Frank Göse wurde am 16. November 1957 in Jüterbog geboren.

Frank Göse schloss 1983 sein Studium an der Pädagogischen Hochschule Potsdam mit dem Diplom in Deutsch und Geschichte ab. 1986 wurde er promoviert; seine Dissertation befasst sich mit der Geschichte der Arbeiterbewegung in Potsdam und Nowawes von den Anfängen bis 1890. Ab 1993 war Göse als wissenschaftlicher Mitarbeiter an der Universität Potsdam am Lehrstuhl für Geschichte der Frühen Neuzeit tätig. 2002 wurde er habilitiert und zum Privatdozenten bestellt. Seit 2007 ist er außerplanmäßiger Professor an der Universität Potsdam. Er forscht zur brandenburgischen Landesgeschichte der Frühen Neuzeit, zur Geschichte des frühneuzeitlichen Adels in den nordostdeutschen Reichsterritorien, zur Militärgeschichte und zur vergleichenden Landesgeschichte.

Aufgeführte Datensätze

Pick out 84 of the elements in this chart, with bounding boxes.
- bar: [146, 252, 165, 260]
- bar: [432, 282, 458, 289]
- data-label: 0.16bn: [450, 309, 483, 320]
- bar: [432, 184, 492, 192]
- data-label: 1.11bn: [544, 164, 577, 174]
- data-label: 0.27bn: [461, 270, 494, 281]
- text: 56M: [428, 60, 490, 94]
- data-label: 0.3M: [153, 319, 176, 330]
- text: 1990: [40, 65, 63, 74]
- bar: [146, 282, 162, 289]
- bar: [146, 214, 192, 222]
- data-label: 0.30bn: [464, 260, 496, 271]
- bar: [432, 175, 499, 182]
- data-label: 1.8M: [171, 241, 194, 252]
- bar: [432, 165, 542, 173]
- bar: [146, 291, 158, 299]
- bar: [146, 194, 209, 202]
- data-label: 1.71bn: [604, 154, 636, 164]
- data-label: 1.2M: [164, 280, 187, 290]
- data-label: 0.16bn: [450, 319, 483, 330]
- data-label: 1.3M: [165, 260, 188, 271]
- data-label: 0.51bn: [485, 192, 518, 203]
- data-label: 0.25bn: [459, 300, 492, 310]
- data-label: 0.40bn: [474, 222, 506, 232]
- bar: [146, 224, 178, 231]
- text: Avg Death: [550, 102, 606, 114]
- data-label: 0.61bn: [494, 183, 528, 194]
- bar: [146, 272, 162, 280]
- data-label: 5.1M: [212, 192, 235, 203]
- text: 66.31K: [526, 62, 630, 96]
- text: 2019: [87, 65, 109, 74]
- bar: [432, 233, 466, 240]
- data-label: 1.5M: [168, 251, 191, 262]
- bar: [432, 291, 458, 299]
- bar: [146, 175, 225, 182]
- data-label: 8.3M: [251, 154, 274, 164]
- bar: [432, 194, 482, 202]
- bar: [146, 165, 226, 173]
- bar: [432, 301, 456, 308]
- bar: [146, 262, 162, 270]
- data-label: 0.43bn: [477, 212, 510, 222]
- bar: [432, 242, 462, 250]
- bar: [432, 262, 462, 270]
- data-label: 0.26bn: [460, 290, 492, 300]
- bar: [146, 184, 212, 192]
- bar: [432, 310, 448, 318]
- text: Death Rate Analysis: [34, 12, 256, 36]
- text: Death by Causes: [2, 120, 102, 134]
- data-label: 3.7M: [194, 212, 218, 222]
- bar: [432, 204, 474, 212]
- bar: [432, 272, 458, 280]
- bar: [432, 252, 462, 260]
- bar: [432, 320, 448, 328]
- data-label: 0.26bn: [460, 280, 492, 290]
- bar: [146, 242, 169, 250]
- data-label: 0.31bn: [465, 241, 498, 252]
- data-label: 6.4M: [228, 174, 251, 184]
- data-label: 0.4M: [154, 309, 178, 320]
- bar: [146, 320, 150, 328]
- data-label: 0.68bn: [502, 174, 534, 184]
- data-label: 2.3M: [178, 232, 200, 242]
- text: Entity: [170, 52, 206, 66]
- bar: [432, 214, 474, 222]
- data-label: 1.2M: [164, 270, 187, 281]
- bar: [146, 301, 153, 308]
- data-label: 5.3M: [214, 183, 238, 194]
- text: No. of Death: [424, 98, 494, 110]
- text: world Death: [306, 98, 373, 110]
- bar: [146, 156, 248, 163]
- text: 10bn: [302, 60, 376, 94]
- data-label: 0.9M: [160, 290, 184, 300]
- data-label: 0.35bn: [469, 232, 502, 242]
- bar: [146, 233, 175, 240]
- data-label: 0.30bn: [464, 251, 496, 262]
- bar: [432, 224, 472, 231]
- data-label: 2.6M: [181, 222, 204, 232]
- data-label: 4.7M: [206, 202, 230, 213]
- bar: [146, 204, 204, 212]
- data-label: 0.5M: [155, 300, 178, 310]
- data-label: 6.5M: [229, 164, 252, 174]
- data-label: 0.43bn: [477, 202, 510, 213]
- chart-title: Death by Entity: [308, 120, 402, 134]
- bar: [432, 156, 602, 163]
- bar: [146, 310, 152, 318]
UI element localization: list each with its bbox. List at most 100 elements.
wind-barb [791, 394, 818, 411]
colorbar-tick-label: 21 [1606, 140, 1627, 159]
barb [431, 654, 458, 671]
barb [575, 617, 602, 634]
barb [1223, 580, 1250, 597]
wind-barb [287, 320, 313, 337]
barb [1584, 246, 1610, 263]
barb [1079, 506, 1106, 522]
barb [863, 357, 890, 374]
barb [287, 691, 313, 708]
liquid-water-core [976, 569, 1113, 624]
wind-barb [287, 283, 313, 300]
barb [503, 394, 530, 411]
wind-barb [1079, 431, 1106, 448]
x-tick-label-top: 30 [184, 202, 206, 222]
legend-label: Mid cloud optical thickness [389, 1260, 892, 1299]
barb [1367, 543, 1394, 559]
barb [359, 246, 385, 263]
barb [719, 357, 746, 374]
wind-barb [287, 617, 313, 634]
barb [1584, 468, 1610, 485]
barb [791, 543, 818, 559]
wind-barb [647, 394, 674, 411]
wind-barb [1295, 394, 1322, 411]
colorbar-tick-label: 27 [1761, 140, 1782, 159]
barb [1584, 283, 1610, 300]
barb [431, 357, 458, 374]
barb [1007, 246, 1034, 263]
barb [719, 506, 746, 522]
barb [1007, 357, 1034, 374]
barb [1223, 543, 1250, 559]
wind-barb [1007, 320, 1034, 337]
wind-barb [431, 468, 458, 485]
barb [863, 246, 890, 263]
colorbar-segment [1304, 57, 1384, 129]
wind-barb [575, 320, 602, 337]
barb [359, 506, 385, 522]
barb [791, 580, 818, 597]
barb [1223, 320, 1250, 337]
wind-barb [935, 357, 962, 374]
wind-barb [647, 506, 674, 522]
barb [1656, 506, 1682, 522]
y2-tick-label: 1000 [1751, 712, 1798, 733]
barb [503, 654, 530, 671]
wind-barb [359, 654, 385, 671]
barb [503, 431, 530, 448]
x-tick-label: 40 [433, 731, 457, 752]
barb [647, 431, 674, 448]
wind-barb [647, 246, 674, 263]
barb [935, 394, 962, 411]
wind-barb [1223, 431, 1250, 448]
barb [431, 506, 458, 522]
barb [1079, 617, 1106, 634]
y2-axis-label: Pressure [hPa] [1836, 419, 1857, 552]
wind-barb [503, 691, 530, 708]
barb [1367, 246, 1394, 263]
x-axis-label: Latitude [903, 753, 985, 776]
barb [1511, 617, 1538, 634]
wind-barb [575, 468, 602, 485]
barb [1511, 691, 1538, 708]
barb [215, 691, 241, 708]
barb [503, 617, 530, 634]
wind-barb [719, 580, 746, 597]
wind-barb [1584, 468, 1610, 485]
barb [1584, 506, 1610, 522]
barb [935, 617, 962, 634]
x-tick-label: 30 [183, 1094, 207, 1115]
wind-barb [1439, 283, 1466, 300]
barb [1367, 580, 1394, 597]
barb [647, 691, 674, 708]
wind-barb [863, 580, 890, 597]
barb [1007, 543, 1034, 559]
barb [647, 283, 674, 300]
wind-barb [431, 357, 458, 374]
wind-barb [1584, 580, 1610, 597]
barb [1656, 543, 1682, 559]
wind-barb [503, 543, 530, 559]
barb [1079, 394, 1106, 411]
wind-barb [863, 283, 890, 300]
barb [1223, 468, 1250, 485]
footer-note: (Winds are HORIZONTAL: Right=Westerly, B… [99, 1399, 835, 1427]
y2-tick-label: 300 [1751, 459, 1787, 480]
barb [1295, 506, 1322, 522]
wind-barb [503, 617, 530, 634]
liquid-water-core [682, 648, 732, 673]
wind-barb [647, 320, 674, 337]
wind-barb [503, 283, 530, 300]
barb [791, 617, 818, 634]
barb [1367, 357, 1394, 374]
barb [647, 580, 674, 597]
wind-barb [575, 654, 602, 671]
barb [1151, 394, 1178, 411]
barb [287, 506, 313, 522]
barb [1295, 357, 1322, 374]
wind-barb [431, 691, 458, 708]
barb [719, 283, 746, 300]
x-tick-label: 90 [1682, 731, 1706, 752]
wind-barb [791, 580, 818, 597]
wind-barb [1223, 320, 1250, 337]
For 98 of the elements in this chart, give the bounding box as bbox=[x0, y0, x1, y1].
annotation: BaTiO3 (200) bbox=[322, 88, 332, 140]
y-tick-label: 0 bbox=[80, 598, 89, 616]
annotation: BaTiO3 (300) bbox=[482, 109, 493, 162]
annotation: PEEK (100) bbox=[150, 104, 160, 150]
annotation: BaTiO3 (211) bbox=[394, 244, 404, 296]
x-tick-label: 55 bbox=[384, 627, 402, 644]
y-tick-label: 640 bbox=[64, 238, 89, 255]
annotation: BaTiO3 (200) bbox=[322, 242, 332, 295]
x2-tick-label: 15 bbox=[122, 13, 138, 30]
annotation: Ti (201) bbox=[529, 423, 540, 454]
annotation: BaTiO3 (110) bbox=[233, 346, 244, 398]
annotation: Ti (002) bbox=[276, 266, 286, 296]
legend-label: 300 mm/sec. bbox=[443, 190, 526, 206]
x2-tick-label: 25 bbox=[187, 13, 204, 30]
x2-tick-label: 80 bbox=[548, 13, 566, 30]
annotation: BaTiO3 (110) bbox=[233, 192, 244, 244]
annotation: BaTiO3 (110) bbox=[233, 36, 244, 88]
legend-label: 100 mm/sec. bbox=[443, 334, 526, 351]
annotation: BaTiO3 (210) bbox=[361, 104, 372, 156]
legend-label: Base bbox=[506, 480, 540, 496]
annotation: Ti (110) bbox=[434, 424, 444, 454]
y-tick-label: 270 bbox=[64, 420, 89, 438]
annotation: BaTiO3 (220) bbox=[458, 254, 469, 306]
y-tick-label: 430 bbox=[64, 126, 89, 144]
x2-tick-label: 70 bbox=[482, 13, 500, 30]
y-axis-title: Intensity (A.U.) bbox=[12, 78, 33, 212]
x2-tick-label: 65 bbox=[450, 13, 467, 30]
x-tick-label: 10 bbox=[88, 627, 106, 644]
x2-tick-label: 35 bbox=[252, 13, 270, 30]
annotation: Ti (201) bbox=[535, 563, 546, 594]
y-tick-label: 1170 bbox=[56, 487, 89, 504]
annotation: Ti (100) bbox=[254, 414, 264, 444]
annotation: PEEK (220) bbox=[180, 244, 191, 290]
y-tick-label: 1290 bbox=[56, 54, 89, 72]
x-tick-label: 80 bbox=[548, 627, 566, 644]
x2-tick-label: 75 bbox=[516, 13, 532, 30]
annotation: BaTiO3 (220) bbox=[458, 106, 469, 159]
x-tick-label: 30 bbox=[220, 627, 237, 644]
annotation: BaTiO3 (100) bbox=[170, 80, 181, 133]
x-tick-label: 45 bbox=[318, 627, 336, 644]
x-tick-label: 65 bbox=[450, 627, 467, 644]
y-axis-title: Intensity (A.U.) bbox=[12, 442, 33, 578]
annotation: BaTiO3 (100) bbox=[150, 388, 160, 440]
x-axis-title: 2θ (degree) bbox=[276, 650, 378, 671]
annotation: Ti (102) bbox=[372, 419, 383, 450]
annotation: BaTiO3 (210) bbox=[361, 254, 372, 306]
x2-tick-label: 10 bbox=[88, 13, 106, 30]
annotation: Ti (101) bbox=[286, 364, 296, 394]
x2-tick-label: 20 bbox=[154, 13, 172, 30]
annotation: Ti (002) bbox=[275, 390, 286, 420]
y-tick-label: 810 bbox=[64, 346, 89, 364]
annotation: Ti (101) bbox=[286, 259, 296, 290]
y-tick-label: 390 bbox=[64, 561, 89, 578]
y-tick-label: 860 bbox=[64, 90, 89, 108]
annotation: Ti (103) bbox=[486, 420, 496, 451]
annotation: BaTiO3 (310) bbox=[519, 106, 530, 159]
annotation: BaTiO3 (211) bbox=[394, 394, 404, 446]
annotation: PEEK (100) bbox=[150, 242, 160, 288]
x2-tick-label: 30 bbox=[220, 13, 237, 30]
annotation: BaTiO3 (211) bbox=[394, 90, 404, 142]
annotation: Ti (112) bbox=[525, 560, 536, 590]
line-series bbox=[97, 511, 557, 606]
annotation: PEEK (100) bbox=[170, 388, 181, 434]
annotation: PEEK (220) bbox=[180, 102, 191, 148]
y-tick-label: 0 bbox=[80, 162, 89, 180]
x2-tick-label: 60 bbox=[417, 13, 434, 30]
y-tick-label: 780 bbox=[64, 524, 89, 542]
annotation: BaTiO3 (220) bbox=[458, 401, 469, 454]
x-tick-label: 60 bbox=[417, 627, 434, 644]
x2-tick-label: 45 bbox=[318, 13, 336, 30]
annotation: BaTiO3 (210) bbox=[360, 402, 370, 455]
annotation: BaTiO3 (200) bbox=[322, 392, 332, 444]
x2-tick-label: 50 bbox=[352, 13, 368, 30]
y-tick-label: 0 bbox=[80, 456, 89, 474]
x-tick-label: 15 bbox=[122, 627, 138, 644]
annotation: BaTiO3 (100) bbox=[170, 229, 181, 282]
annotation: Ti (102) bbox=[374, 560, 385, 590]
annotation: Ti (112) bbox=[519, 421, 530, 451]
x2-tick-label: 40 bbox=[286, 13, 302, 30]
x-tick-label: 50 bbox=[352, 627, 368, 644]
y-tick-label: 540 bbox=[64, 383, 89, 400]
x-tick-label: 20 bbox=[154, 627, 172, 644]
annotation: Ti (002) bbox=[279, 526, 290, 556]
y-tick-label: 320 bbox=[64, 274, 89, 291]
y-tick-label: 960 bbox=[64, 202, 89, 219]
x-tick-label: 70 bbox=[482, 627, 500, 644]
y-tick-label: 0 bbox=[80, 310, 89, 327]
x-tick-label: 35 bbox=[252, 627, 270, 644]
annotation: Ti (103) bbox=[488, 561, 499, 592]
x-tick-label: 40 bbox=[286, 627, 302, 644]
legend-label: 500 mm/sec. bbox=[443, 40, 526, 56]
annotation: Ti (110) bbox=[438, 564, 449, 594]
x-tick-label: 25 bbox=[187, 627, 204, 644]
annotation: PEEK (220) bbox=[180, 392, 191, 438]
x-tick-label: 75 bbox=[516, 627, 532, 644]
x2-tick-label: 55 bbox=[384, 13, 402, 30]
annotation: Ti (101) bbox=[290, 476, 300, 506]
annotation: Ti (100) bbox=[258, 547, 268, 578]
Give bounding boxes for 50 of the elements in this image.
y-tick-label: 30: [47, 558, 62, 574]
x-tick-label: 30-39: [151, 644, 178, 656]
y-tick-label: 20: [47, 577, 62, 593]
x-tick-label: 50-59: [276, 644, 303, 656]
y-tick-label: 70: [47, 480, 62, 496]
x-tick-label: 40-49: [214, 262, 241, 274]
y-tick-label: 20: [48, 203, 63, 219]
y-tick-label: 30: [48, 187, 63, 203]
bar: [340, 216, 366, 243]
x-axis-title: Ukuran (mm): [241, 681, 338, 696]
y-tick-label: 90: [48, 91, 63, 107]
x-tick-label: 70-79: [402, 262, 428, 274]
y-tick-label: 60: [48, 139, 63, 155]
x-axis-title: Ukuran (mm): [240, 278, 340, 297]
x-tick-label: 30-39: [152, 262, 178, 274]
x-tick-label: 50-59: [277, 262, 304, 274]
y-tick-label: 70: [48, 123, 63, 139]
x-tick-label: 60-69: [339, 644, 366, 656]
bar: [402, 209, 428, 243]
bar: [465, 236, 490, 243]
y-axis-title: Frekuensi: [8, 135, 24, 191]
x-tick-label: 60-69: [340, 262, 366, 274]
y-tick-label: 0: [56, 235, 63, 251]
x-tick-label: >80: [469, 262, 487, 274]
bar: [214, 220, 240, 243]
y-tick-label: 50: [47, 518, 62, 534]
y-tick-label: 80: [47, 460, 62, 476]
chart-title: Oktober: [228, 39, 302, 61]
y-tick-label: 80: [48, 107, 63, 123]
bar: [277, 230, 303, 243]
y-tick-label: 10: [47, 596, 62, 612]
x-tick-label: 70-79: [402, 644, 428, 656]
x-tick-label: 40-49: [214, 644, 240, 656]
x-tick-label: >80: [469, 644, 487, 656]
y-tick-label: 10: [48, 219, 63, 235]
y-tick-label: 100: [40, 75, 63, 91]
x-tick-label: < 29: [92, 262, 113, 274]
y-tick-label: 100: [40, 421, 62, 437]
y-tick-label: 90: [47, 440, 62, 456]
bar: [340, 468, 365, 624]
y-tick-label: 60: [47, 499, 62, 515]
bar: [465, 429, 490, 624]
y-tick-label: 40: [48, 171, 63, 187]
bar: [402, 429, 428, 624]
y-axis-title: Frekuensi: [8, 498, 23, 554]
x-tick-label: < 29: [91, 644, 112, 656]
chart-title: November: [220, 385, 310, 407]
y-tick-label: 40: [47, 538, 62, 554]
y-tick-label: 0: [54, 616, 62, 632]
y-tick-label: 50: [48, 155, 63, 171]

Arbeitsschritte
A. Schreiben Sie aus dem Text über Frank Göse den Abschnitt nieder, der bei den Worten „Frank Göse wurde“ beginnt und nach den Worten „zur vergleichenden Landesgeschichte.“ endet.
B. Führen Sie bitte den Text über Frank Göse im Anschluss an seinen letzten Satz weiter.

Gegebene Antworten
A.
Frank Göse wurde am 16. November 1957 in Jüterbog geboren.

Frank Göse schloss 1983 sein Studium an der Pädagogischen Hochschule Potsdam mit dem Diplom in Deutsch und Geschichte ab. 1986 wurde er promoviert; seine Dissertation befasst sich mit der Geschichte der Arbeiterbewegung in Potsdam und Nowawes von den Anfängen bis 1890. Ab 1993 war Göse als wissenschaftlicher Mitarbeiter an der Universität Potsdam am Lehrstuhl für Geschichte der Frühen Neuzeit tätig. 2002 wurde er habilitiert und zum Privatdozenten bestellt. Seit 2007 ist er außerplanmäßiger Professor an der Universität Potsdam. Er forscht zur brandenburgischen Landesgeschichte der Frühen Neuzeit, zur Geschichte des frühneuzeitlichen Adels in den nordostdeutschen Reichsterritorien, zur Militärgeschichte und zur vergleichenden Landesgeschichte.

B.
Frank Göse ist stellvertretender Vorsitzender der Landesgeschichtlichen Vereinigung für die Mark Brandenburg sowie seit 2006 stellvertretender Vorsitzender der Brandenburgischen Historischen Kommission. Seit 2012 ist er außerdem Sprecher des Wissenschaftlichen Beirates zur Ersten Brandenburgischen Landesausstellung „Preußen und Sachsen – Szenen einer Nachbarschaft“.